**Exercise requirements:**
Select and reproduce each line of the listing below that bears the string "relative".

— begin —

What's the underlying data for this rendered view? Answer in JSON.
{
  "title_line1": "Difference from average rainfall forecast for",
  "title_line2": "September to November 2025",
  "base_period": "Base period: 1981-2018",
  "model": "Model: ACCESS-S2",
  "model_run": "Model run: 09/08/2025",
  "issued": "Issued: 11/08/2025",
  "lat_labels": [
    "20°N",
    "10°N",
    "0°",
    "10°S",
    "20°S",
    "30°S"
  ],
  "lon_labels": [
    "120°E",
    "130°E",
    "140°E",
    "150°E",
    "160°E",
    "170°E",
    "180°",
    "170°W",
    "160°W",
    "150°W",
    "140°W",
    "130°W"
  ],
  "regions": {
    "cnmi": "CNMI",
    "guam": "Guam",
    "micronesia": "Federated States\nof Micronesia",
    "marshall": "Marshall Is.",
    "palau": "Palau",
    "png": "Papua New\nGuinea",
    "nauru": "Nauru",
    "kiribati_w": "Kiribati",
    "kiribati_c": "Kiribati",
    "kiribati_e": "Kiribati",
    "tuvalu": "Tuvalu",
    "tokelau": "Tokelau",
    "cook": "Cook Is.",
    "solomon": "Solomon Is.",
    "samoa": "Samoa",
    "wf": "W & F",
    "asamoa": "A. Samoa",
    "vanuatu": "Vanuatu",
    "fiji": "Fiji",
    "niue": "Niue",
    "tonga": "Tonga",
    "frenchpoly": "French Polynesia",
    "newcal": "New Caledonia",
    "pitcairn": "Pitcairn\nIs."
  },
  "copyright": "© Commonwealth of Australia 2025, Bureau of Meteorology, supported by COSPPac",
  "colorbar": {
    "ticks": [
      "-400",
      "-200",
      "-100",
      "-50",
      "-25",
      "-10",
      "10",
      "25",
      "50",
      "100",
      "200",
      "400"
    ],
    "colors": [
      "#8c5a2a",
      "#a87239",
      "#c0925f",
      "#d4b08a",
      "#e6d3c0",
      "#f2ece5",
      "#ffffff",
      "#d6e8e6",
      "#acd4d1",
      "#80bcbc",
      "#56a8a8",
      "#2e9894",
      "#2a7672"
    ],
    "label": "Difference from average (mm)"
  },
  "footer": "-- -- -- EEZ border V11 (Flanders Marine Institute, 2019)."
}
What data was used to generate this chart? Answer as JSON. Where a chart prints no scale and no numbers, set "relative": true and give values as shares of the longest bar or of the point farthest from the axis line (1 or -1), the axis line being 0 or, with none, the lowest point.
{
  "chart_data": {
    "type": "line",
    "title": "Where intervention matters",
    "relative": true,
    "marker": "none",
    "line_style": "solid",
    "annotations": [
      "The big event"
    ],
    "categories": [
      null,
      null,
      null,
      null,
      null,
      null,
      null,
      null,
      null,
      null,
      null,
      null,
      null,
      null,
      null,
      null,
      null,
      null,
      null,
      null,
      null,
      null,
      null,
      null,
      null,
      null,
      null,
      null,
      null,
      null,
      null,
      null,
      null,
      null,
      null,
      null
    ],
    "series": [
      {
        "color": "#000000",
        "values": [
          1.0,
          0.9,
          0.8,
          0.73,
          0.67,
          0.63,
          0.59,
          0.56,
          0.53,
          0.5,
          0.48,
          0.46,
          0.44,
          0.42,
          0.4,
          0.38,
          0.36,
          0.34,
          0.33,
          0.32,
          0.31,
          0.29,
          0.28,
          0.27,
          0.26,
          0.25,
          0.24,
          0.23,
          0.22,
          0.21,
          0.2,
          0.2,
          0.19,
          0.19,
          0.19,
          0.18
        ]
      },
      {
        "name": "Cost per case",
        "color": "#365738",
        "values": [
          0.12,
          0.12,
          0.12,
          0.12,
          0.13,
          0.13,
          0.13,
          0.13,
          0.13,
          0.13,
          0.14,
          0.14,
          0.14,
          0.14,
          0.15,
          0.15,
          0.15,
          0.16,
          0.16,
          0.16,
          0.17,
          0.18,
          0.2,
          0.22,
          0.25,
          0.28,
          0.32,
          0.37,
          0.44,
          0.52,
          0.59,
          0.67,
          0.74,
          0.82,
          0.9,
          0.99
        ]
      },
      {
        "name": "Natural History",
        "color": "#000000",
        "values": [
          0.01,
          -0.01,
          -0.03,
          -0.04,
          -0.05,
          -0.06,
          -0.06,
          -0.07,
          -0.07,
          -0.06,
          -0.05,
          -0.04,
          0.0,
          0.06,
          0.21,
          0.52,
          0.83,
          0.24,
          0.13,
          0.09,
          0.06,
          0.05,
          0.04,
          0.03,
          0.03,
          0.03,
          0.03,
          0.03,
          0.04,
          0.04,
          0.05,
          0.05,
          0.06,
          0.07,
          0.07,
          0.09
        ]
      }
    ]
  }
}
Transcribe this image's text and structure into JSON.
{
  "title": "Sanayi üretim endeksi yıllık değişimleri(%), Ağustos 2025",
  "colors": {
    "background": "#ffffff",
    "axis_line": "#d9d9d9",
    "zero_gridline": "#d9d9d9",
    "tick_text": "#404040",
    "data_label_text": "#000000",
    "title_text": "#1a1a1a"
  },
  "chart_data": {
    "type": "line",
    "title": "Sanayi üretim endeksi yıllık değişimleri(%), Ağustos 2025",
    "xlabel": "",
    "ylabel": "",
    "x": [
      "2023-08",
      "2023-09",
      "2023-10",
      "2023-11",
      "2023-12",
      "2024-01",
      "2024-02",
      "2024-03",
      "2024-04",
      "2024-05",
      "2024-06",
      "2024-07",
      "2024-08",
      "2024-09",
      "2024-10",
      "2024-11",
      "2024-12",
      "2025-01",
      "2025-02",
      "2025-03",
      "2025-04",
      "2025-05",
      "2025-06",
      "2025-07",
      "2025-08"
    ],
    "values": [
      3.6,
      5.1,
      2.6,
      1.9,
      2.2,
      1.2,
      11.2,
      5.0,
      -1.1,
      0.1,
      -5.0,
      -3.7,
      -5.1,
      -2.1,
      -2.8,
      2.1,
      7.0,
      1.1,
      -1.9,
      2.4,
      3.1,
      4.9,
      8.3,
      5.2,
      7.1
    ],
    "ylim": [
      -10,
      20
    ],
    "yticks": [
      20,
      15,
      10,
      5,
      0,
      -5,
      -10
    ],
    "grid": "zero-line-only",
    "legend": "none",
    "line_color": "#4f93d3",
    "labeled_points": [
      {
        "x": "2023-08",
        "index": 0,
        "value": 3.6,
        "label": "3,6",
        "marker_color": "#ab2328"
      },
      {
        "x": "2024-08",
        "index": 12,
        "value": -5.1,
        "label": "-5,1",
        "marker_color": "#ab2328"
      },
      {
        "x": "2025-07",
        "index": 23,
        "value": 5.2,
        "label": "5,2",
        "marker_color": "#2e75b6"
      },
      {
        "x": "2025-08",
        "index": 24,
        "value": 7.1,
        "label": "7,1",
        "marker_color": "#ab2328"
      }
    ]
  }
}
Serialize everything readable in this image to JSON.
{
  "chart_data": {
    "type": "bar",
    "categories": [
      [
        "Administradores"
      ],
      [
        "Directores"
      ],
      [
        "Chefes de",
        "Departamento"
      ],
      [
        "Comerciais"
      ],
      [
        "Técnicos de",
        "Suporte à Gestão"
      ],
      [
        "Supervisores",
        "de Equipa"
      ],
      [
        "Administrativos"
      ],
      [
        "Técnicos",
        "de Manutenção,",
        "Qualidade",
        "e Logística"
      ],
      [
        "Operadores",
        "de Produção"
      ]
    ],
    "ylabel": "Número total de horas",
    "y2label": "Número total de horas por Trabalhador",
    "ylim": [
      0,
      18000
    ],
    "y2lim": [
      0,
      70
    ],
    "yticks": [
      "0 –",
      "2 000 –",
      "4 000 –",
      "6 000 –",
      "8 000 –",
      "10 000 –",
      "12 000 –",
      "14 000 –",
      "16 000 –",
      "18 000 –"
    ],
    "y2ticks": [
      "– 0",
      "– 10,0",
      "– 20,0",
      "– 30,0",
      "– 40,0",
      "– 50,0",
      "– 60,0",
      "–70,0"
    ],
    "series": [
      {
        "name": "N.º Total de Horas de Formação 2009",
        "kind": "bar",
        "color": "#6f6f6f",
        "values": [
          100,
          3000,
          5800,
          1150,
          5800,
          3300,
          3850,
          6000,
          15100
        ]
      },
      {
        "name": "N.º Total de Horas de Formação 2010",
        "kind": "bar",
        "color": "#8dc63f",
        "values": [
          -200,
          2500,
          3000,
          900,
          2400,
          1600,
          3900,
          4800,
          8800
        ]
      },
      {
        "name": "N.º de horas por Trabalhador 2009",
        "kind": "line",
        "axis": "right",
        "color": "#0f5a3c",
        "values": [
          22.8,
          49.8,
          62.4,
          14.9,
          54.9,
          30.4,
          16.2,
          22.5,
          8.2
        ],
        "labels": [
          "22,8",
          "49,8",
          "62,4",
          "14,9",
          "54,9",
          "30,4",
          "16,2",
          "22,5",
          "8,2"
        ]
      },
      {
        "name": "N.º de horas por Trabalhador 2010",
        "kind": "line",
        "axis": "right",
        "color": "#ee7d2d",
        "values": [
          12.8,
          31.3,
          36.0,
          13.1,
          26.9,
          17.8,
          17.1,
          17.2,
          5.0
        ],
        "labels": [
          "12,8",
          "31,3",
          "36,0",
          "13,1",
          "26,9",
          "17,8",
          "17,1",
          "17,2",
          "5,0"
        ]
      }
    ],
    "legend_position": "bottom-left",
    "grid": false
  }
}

— end —

**The completed task:**
What data was used to generate this chart? Answer as JSON. Where a chart prints no scale and no numbers, set "relative": true and give values as shares of the longest bar or of the point farthest from the axis line (1 or -1), the axis line being 0 or, with none, the lowest point.
    "relative": true,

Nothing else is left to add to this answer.